WHAT IS EXPECTED: Your task is to give the listing below back word for word, pictures excluded.

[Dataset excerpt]

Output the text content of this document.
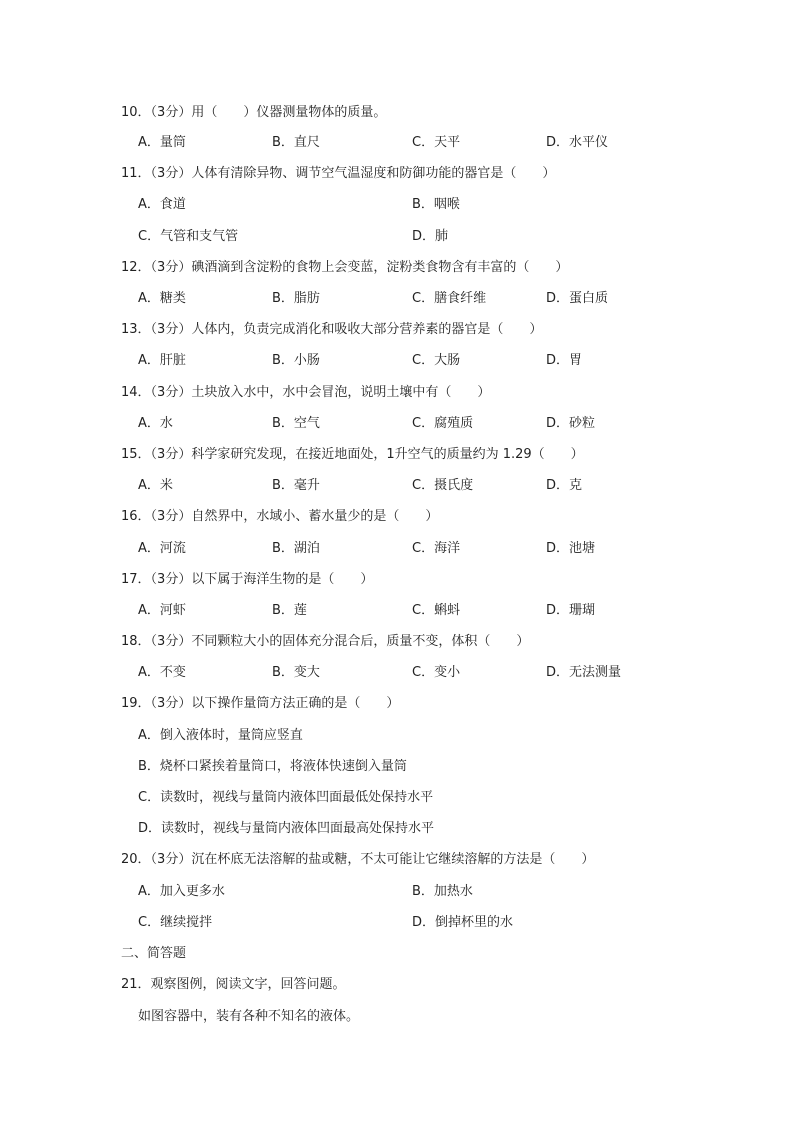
10．（3分）用（　　）仪器测量物体的质量。
A．量筒	B．直尺	C．天平	D．水平仪
11．（3分）人体有清除异物、调节空气温湿度和防御功能的器官是（　　）
A．食道	B．咽喉
C．气管和支气管	D．肺
12．（3分）碘酒滴到含淀粉的食物上会变蓝，淀粉类食物含有丰富的（　　）
A．糖类	B．脂肪	C．膳食纤维	D．蛋白质
13．（3分）人体内，负责完成消化和吸收大部分营养素的器官是（　　）
A．肝脏	B．小肠	C．大肠	D．胃
14．（3分）土块放入水中，水中会冒泡，说明土壤中有（　　）
A．水	B．空气	C．腐殖质	D．砂粒
15．（3分）科学家研究发现，在接近地面处，1升空气的质量约为 1.29（　　）
A．米	B．毫升	C．摄氏度	D．克
16．（3分）自然界中，水域小、蓄水量少的是（　　）
A．河流	B．湖泊	C．海洋	D．池塘
17．（3分）以下属于海洋生物的是（　　）
A．河虾	B．莲	C．蝌蚪	D．珊瑚
18．（3分）不同颗粒大小的固体充分混合后，质量不变，体积（　　）
A．不变	B．变大	C．变小	D．无法测量
19．（3分）以下操作量筒方法正确的是（　　）
A．倒入液体时，量筒应竖直
B．烧杯口紧挨着量筒口，将液体快速倒入量筒
C．读数时，视线与量筒内液体凹面最低处保持水平
D．读数时，视线与量筒内液体凹面最高处保持水平
20．（3分）沉在杯底无法溶解的盐或糖，不太可能让它继续溶解的方法是（　　）
A．加入更多水	B．加热水
C．继续搅拌	D．倒掉杯里的水
二、简答题
21．观察图例，阅读文字，回答问题。
如图容器中，装有各种不知名的液体。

WRITTEN ANSWER:
Output the text content of this document.
10．（3分）用（　　）仪器测量物体的质量。
A．量筒	B．直尺	C．天平	D．水平仪
11．（3分）人体有清除异物、调节空气温湿度和防御功能的器官是（　　）
A．食道	B．咽喉
C．气管和支气管	D．肺
12．（3分）碘酒滴到含淀粉的食物上会变蓝，淀粉类食物含有丰富的（　　）
A．糖类	B．脂肪	C．膳食纤维	D．蛋白质
13．（3分）人体内，负责完成消化和吸收大部分营养素的器官是（　　）
A．肝脏	B．小肠	C．大肠	D．胃
14．（3分）土块放入水中，水中会冒泡，说明土壤中有（　　）
A．水	B．空气	C．腐殖质	D．砂粒
15．（3分）科学家研究发现，在接近地面处，1升空气的质量约为 1.29（　　）
A．米	B．毫升	C．摄氏度	D．克
16．（3分）自然界中，水域小、蓄水量少的是（　　）
A．河流	B．湖泊	C．海洋	D．池塘
17．（3分）以下属于海洋生物的是（　　）
A．河虾	B．莲	C．蝌蚪	D．珊瑚
18．（3分）不同颗粒大小的固体充分混合后，质量不变，体积（　　）
A．不变	B．变大	C．变小	D．无法测量
19．（3分）以下操作量筒方法正确的是（　　）
A．倒入液体时，量筒应竖直
B．烧杯口紧挨着量筒口，将液体快速倒入量筒
C．读数时，视线与量筒内液体凹面最低处保持水平
D．读数时，视线与量筒内液体凹面最高处保持水平
20．（3分）沉在杯底无法溶解的盐或糖，不太可能让它继续溶解的方法是（　　）
A．加入更多水	B．加热水
C．继续搅拌	D．倒掉杯里的水
二、简答题
21．观察图例，阅读文字，回答问题。
如图容器中，装有各种不知名的液体。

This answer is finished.